Write out the full set of records below exactly.

## BEGIN DATA SUPPLIED

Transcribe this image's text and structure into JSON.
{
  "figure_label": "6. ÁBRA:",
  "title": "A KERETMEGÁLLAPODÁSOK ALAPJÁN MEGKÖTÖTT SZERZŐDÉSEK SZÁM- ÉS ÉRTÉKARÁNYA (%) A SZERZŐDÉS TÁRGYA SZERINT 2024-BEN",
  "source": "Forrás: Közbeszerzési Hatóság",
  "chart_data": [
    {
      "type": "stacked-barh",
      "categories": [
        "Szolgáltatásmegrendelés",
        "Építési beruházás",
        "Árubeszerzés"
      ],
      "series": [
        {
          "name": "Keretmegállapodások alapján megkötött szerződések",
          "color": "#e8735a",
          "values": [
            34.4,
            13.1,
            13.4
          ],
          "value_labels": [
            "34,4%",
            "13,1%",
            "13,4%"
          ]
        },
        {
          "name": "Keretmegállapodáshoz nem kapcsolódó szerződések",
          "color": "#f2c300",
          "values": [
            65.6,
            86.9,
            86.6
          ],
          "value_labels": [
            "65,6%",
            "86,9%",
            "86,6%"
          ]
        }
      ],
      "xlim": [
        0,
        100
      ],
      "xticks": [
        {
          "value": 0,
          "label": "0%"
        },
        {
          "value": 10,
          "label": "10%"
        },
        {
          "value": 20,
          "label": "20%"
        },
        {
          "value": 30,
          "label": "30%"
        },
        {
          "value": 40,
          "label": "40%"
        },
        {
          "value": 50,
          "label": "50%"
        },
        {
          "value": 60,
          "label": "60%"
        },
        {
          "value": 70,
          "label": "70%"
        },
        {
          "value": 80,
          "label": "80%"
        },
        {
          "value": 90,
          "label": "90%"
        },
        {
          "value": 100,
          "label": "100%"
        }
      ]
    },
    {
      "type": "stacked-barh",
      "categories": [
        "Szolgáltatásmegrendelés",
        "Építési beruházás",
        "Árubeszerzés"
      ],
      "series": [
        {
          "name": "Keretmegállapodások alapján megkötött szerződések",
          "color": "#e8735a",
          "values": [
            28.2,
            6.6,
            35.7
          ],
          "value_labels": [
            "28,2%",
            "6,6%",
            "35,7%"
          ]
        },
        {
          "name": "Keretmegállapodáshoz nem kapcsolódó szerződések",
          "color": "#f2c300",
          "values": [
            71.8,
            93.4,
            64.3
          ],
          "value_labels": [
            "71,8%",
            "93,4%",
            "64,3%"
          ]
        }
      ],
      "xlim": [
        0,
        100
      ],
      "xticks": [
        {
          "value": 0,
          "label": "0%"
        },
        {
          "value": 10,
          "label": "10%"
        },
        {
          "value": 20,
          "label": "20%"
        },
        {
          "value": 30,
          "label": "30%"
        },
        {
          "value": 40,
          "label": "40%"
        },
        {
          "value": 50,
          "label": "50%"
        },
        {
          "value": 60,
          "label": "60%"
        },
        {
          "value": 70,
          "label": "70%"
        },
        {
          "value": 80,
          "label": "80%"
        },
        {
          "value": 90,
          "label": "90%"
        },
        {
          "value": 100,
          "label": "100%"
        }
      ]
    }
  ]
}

## END DATA SUPPLIED

# [RESPONSE BELOW]
Transcribe this image's text and structure into JSON.
{
  "figure_label": "6. ÁBRA:",
  "title": "A KERETMEGÁLLAPODÁSOK ALAPJÁN MEGKÖTÖTT SZERZŐDÉSEK SZÁM- ÉS ÉRTÉKARÁNYA (%) A SZERZŐDÉS TÁRGYA SZERINT 2024-BEN",
  "source": "Forrás: Közbeszerzési Hatóság",
  "chart_data": [
    {
      "type": "stacked-barh",
      "categories": [
        "Szolgáltatásmegrendelés",
        "Építési beruházás",
        "Árubeszerzés"
      ],
      "series": [
        {
          "name": "Keretmegállapodások alapján megkötött szerződések",
          "color": "#e8735a",
          "values": [
            34.4,
            13.1,
            13.4
          ],
          "value_labels": [
            "34,4%",
            "13,1%",
            "13,4%"
          ]
        },
        {
          "name": "Keretmegállapodáshoz nem kapcsolódó szerződések",
          "color": "#f2c300",
          "values": [
            65.6,
            86.9,
            86.6
          ],
          "value_labels": [
            "65,6%",
            "86,9%",
            "86,6%"
          ]
        }
      ],
      "xlim": [
        0,
        100
      ],
      "xticks": [
        {
          "value": 0,
          "label": "0%"
        },
        {
          "value": 10,
          "label": "10%"
        },
        {
          "value": 20,
          "label": "20%"
        },
        {
          "value": 30,
          "label": "30%"
        },
        {
          "value": 40,
          "label": "40%"
        },
        {
          "value": 50,
          "label": "50%"
        },
        {
          "value": 60,
          "label": "60%"
        },
        {
          "value": 70,
          "label": "70%"
        },
        {
          "value": 80,
          "label": "80%"
        },
        {
          "value": 90,
          "label": "90%"
        },
        {
          "value": 100,
          "label": "100%"
        }
      ]
    },
    {
      "type": "stacked-barh",
      "categories": [
        "Szolgáltatásmegrendelés",
        "Építési beruházás",
        "Árubeszerzés"
      ],
      "series": [
        {
          "name": "Keretmegállapodások alapján megkötött szerződések",
          "color": "#e8735a",
          "values": [
            28.2,
            6.6,
            35.7
          ],
          "value_labels": [
            "28,2%",
            "6,6%",
            "35,7%"
          ]
        },
        {
          "name": "Keretmegállapodáshoz nem kapcsolódó szerződések",
          "color": "#f2c300",
          "values": [
            71.8,
            93.4,
            64.3
          ],
          "value_labels": [
            "71,8%",
            "93,4%",
            "64,3%"
          ]
        }
      ],
      "xlim": [
        0,
        100
      ],
      "xticks": [
        {
          "value": 0,
          "label": "0%"
        },
        {
          "value": 10,
          "label": "10%"
        },
        {
          "value": 20,
          "label": "20%"
        },
        {
          "value": 30,
          "label": "30%"
        },
        {
          "value": 40,
          "label": "40%"
        },
        {
          "value": 50,
          "label": "50%"
        },
        {
          "value": 60,
          "label": "60%"
        },
        {
          "value": 70,
          "label": "70%"
        },
        {
          "value": 80,
          "label": "80%"
        },
        {
          "value": 90,
          "label": "90%"
        },
        {
          "value": 100,
          "label": "100%"
        }
      ]
    }
  ]
}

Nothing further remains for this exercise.